● **Task goal**: Count every line below that contains "name", then state the total with no other output.

>> START Data rows

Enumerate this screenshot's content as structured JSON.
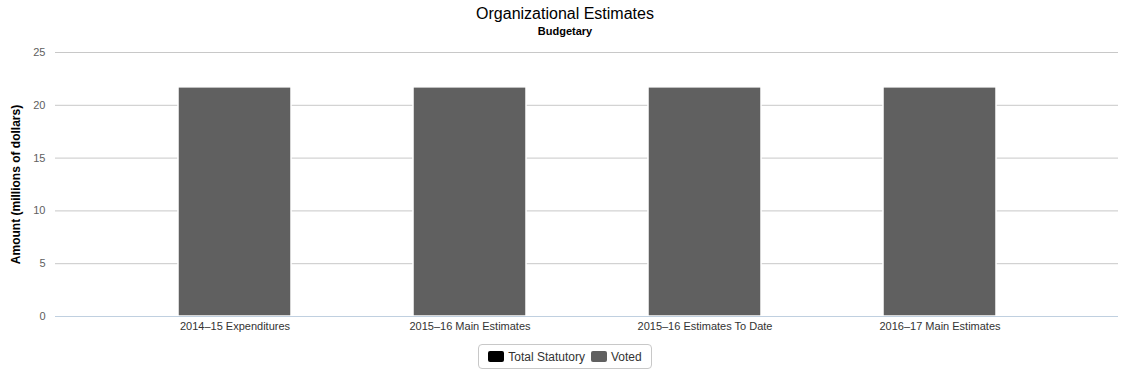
{
  "chart_data": {
    "type": "bar",
    "title": "Organizational Estimates",
    "subtitle": "Budgetary",
    "y_label": "Amount (millions of dollars)",
    "categories": [
      "2014–15 Expenditures",
      "2015–16 Main Estimates",
      "2015–16 Estimates To Date",
      "2016–17 Main Estimates"
    ],
    "series": [
      {
        "name": "Total Statutory",
        "color": "#000000",
        "values": [
          0,
          0,
          0,
          0
        ]
      },
      {
        "name": "Voted",
        "color": "#606060",
        "values": [
          21.7,
          21.7,
          21.7,
          21.7
        ]
      }
    ],
    "stacked": true,
    "ylim": [
      0,
      25
    ],
    "yticks": [
      0,
      5,
      10,
      15,
      20,
      25
    ],
    "grid": true,
    "legend": "bottom"
  }
}
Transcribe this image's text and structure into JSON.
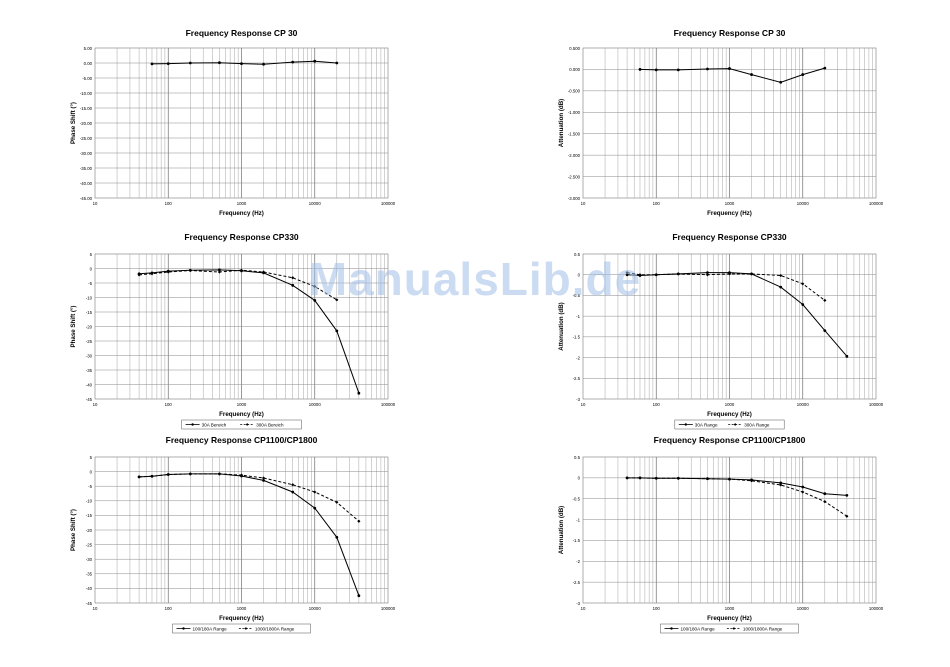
{
  "watermark": "ManualsLib.de",
  "chart_data": [
    {
      "type": "line",
      "title": "Frequency Response CP 30",
      "xlabel": "Frequency (Hz)",
      "ylabel": "Phase Shift (°)",
      "x_scale": "log",
      "xlim": [
        10,
        100000
      ],
      "x_ticks": [
        10,
        100,
        1000,
        10000,
        100000
      ],
      "ylim": [
        -45,
        5
      ],
      "y_ticks": [
        5,
        0,
        -5,
        -10,
        -15,
        -20,
        -25,
        -30,
        -35,
        -40,
        -45
      ],
      "y_tick_labels": [
        "5.00",
        "0.00",
        "-5.00",
        "-10.00",
        "-15.00",
        "-20.00",
        "-25.00",
        "-30.00",
        "-35.00",
        "-40.00",
        "-45.00"
      ],
      "grid": true,
      "legend": [],
      "series": [
        {
          "dashed": false,
          "x": [
            60,
            100,
            200,
            500,
            1000,
            2000,
            5000,
            10000,
            20000
          ],
          "y": [
            -0.3,
            -0.2,
            0.0,
            0.1,
            -0.2,
            -0.4,
            0.3,
            0.6,
            0.0
          ]
        }
      ]
    },
    {
      "type": "line",
      "title": "Frequency Response CP 30",
      "xlabel": "Frequency (Hz)",
      "ylabel": "Attenuation (dB)",
      "x_scale": "log",
      "xlim": [
        10,
        100000
      ],
      "x_ticks": [
        10,
        100,
        1000,
        10000,
        100000
      ],
      "ylim": [
        -3,
        0.5
      ],
      "y_ticks": [
        0.5,
        0,
        -0.5,
        -1,
        -1.5,
        -2,
        -2.5,
        -3
      ],
      "y_tick_labels": [
        "0.500",
        "0.000",
        "-0.500",
        "-1.000",
        "-1.500",
        "-2.000",
        "-2.500",
        "-3.000"
      ],
      "grid": true,
      "legend": [],
      "series": [
        {
          "dashed": false,
          "x": [
            60,
            100,
            200,
            500,
            1000,
            2000,
            5000,
            10000,
            20000
          ],
          "y": [
            0.0,
            -0.01,
            -0.01,
            0.01,
            0.02,
            -0.12,
            -0.3,
            -0.12,
            0.03
          ]
        }
      ]
    },
    {
      "type": "line",
      "title": "Frequency Response CP330",
      "xlabel": "Frequency (Hz)",
      "ylabel": "Phase Shift (°)",
      "x_scale": "log",
      "xlim": [
        10,
        100000
      ],
      "x_ticks": [
        10,
        100,
        1000,
        10000,
        100000
      ],
      "ylim": [
        -45,
        5
      ],
      "y_ticks": [
        5,
        0,
        -5,
        -10,
        -15,
        -20,
        -25,
        -30,
        -35,
        -40,
        -45
      ],
      "y_tick_labels": [
        "5",
        "0",
        "-5",
        "-10",
        "-15",
        "-20",
        "-25",
        "-30",
        "-35",
        "-40",
        "-45"
      ],
      "grid": true,
      "legend": [
        "30A Bereich",
        "300A Bereich"
      ],
      "series": [
        {
          "name": "30A Bereich",
          "dashed": false,
          "x": [
            40,
            60,
            100,
            200,
            500,
            1000,
            2000,
            5000,
            10000,
            20000,
            40000
          ],
          "y": [
            -1.8,
            -1.5,
            -0.9,
            -0.6,
            -0.5,
            -0.8,
            -1.5,
            -5.8,
            -11.0,
            -21.5,
            -43.0
          ]
        },
        {
          "name": "300A Bereich",
          "dashed": true,
          "x": [
            40,
            60,
            100,
            200,
            500,
            1000,
            2000,
            5000,
            10000,
            20000
          ],
          "y": [
            -2.2,
            -1.8,
            -1.2,
            -0.7,
            -1.2,
            -0.6,
            -1.2,
            -3.2,
            -6.2,
            -10.8
          ]
        }
      ]
    },
    {
      "type": "line",
      "title": "Frequency Response CP330",
      "xlabel": "Frequency (Hz)",
      "ylabel": "Attenuation (dB)",
      "x_scale": "log",
      "xlim": [
        10,
        100000
      ],
      "x_ticks": [
        10,
        100,
        1000,
        10000,
        100000
      ],
      "ylim": [
        -3,
        0.5
      ],
      "y_ticks": [
        0.5,
        0,
        -0.5,
        -1,
        -1.5,
        -2,
        -2.5,
        -3
      ],
      "y_tick_labels": [
        "0.5",
        "0",
        "-0.5",
        "-1",
        "-1.5",
        "-2",
        "-2.5",
        "-3"
      ],
      "grid": true,
      "legend": [
        "30A Range",
        "300A Range"
      ],
      "series": [
        {
          "name": "30A Range",
          "dashed": false,
          "x": [
            40,
            60,
            100,
            200,
            500,
            1000,
            2000,
            5000,
            10000,
            20000,
            40000
          ],
          "y": [
            0.0,
            -0.02,
            0.0,
            0.02,
            0.05,
            0.05,
            0.02,
            -0.3,
            -0.72,
            -1.35,
            -1.97
          ]
        },
        {
          "name": "300A Range",
          "dashed": true,
          "x": [
            40,
            60,
            100,
            200,
            500,
            1000,
            2000,
            5000,
            10000,
            20000
          ],
          "y": [
            0.05,
            0.0,
            0.0,
            0.02,
            0.0,
            0.02,
            0.02,
            -0.02,
            -0.22,
            -0.62
          ]
        }
      ]
    },
    {
      "type": "line",
      "title": "Frequency Response CP1100/CP1800",
      "xlabel": "Frequency (Hz)",
      "ylabel": "Phase Shift (°)",
      "x_scale": "log",
      "xlim": [
        10,
        100000
      ],
      "x_ticks": [
        10,
        100,
        1000,
        10000,
        100000
      ],
      "ylim": [
        -45,
        5
      ],
      "y_ticks": [
        5,
        0,
        -5,
        -10,
        -15,
        -20,
        -25,
        -30,
        -35,
        -40,
        -45
      ],
      "y_tick_labels": [
        "5",
        "0",
        "-5",
        "-10",
        "-15",
        "-20",
        "-25",
        "-30",
        "-35",
        "-40",
        "-45"
      ],
      "grid": true,
      "legend": [
        "100/180A Range",
        "1000/1800A Range"
      ],
      "series": [
        {
          "name": "100/180A Range",
          "dashed": false,
          "x": [
            40,
            60,
            100,
            200,
            500,
            1000,
            2000,
            5000,
            10000,
            20000,
            40000
          ],
          "y": [
            -1.8,
            -1.6,
            -1.0,
            -0.8,
            -0.8,
            -1.5,
            -3.0,
            -7.0,
            -12.5,
            -22.5,
            -42.5
          ]
        },
        {
          "name": "1000/1800A Range",
          "dashed": true,
          "x": [
            40,
            60,
            100,
            200,
            500,
            1000,
            2000,
            5000,
            10000,
            20000,
            40000
          ],
          "y": [
            -1.8,
            -1.6,
            -1.0,
            -0.8,
            -0.8,
            -1.2,
            -2.2,
            -4.5,
            -7.0,
            -10.5,
            -17.0
          ]
        }
      ]
    },
    {
      "type": "line",
      "title": "Frequency Response CP1100/CP1800",
      "xlabel": "Frequency (Hz)",
      "ylabel": "Attenuation (dB)",
      "x_scale": "log",
      "xlim": [
        10,
        100000
      ],
      "x_ticks": [
        10,
        100,
        1000,
        10000,
        100000
      ],
      "ylim": [
        -3,
        0.5
      ],
      "y_ticks": [
        0.5,
        0,
        -0.5,
        -1,
        -1.5,
        -2,
        -2.5,
        -3
      ],
      "y_tick_labels": [
        "0.5",
        "0",
        "-0.5",
        "-1",
        "-1.5",
        "-2",
        "-2.5",
        "-3"
      ],
      "grid": true,
      "legend": [
        "100/180A Range",
        "1000/1800A Range"
      ],
      "series": [
        {
          "name": "100/180A Range",
          "dashed": false,
          "x": [
            40,
            60,
            100,
            200,
            500,
            1000,
            2000,
            5000,
            10000,
            20000,
            40000
          ],
          "y": [
            0.0,
            0.0,
            -0.01,
            -0.01,
            -0.02,
            -0.03,
            -0.05,
            -0.12,
            -0.22,
            -0.38,
            -0.42
          ]
        },
        {
          "name": "1000/1800A Range",
          "dashed": true,
          "x": [
            40,
            60,
            100,
            200,
            500,
            1000,
            2000,
            5000,
            10000,
            20000,
            40000
          ],
          "y": [
            0.0,
            0.0,
            -0.01,
            -0.01,
            -0.02,
            -0.03,
            -0.07,
            -0.17,
            -0.34,
            -0.57,
            -0.92
          ]
        }
      ]
    }
  ]
}
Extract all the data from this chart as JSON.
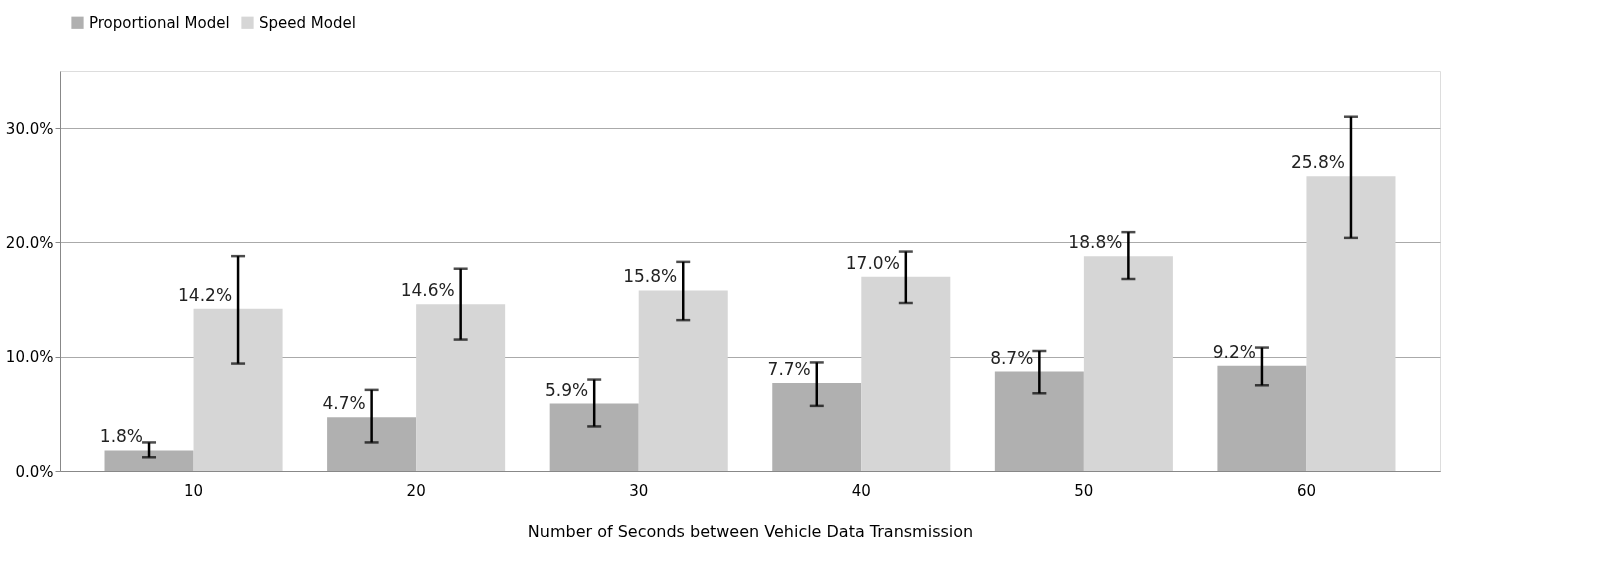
{
  "chart_data": {
    "type": "bar",
    "xlabel": "Number of Seconds between Vehicle Data Transmission",
    "categories": [
      "10",
      "20",
      "30",
      "40",
      "50",
      "60"
    ],
    "series": [
      {
        "name": "Proportional Model",
        "color": "#b0b0b0",
        "values": [
          1.8,
          4.7,
          5.9,
          7.7,
          8.7,
          9.2
        ],
        "value_labels": [
          "1.8%",
          "4.7%",
          "5.9%",
          "7.7%",
          "8.7%",
          "9.2%"
        ],
        "errors": [
          [
            1.2,
            2.5
          ],
          [
            2.5,
            7.1
          ],
          [
            3.9,
            8.0
          ],
          [
            5.7,
            9.5
          ],
          [
            6.8,
            10.5
          ],
          [
            7.5,
            10.8
          ]
        ]
      },
      {
        "name": "Speed Model",
        "color": "#d6d6d6",
        "values": [
          14.2,
          14.6,
          15.8,
          17.0,
          18.8,
          25.8
        ],
        "value_labels": [
          "14.2%",
          "14.6%",
          "15.8%",
          "17.0%",
          "18.8%",
          "25.8%"
        ],
        "errors": [
          [
            9.4,
            18.8
          ],
          [
            11.5,
            17.7
          ],
          [
            13.2,
            18.3
          ],
          [
            14.7,
            19.2
          ],
          [
            16.8,
            20.9
          ],
          [
            20.4,
            31.0
          ]
        ]
      }
    ],
    "ylim": [
      0,
      35
    ],
    "yticks": [
      {
        "value": 0,
        "label": "0.0%"
      },
      {
        "value": 10,
        "label": "10.0%"
      },
      {
        "value": 20,
        "label": "20.0%"
      },
      {
        "value": 30,
        "label": "30.0%"
      }
    ],
    "grid": "y",
    "legend": "top"
  }
}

>> END Data rows

● **Expected answer**: 12